*EXERCISE TASK*
Extract the records from their very first line through the line containing "The frame 20 is at (125, 411).", both ends included, and reproduce those lines exactly.

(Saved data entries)
-- start --
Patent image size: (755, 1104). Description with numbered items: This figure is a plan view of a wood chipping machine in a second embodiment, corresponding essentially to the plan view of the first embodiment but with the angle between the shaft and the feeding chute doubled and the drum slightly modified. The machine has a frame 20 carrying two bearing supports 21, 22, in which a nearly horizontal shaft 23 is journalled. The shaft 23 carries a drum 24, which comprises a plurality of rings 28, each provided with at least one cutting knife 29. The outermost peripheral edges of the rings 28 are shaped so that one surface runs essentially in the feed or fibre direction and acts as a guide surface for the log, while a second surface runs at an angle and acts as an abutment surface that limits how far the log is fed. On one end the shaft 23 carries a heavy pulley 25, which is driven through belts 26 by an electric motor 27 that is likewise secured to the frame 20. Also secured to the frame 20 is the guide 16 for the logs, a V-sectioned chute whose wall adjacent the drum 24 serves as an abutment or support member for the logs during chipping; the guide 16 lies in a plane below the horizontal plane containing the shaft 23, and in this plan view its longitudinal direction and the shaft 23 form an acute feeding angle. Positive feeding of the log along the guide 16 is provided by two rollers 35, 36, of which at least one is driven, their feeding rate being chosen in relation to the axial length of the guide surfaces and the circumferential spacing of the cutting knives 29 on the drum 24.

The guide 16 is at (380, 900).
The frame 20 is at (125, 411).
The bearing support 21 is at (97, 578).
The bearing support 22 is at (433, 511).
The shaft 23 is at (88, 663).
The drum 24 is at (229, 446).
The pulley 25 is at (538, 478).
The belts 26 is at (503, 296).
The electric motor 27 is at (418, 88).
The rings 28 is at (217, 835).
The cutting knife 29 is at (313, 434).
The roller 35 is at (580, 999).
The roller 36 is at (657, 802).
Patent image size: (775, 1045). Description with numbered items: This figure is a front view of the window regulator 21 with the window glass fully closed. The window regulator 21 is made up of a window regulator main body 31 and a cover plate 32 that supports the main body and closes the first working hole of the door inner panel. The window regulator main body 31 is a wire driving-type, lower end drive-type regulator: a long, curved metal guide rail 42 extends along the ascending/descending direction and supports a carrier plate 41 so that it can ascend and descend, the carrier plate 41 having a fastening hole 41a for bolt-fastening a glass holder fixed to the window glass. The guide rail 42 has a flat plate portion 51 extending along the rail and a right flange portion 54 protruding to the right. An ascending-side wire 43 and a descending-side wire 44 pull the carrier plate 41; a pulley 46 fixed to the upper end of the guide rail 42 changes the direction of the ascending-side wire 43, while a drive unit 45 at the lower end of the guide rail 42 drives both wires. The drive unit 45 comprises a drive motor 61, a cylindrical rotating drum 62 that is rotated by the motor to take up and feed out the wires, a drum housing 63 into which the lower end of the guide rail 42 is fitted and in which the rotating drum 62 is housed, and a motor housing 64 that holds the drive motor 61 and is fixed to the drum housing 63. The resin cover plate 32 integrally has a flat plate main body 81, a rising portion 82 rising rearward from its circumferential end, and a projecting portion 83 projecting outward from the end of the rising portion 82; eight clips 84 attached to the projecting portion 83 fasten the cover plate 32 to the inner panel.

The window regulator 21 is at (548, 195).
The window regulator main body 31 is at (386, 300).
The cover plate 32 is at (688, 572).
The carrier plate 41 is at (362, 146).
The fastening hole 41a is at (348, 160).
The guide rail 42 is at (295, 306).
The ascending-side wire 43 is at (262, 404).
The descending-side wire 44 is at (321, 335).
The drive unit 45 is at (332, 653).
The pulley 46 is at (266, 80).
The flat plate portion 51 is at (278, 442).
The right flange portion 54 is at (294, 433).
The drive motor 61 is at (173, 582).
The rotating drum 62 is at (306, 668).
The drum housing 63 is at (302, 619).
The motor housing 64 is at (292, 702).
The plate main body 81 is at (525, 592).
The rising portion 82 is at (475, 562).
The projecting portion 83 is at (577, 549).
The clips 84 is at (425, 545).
-- end --
*SOLUTION FOR THIS EXERCISE*
Patent image size: (755, 1104). Description with numbered items: This figure is a plan view of a wood chipping machine in a second embodiment, corresponding essentially to the plan view of the first embodiment but with the angle between the shaft and the feeding chute doubled and the drum slightly modified. The machine has a frame 20 carrying two bearing supports 21, 22, in which a nearly horizontal shaft 23 is journalled. The shaft 23 carries a drum 24, which comprises a plurality of rings 28, each provided with at least one cutting knife 29. The outermost peripheral edges of the rings 28 are shaped so that one surface runs essentially in the feed or fibre direction and acts as a guide surface for the log, while a second surface runs at an angle and acts as an abutment surface that limits how far the log is fed. On one end the shaft 23 carries a heavy pulley 25, which is driven through belts 26 by an electric motor 27 that is likewise secured to the frame 20. Also secured to the frame 20 is the guide 16 for the logs, a V-sectioned chute whose wall adjacent the drum 24 serves as an abutment or support member for the logs during chipping; the guide 16 lies in a plane below the horizontal plane containing the shaft 23, and in this plan view its longitudinal direction and the shaft 23 form an acute feeding angle. Positive feeding of the log along the guide 16 is provided by two rollers 35, 36, of which at least one is driven, their feeding rate being chosen in relation to the axial length of the guide surfaces and the circumferential spacing of the cutting knives 29 on the drum 24.

The guide 16 is at (380, 900).
The frame 20 is at (125, 411).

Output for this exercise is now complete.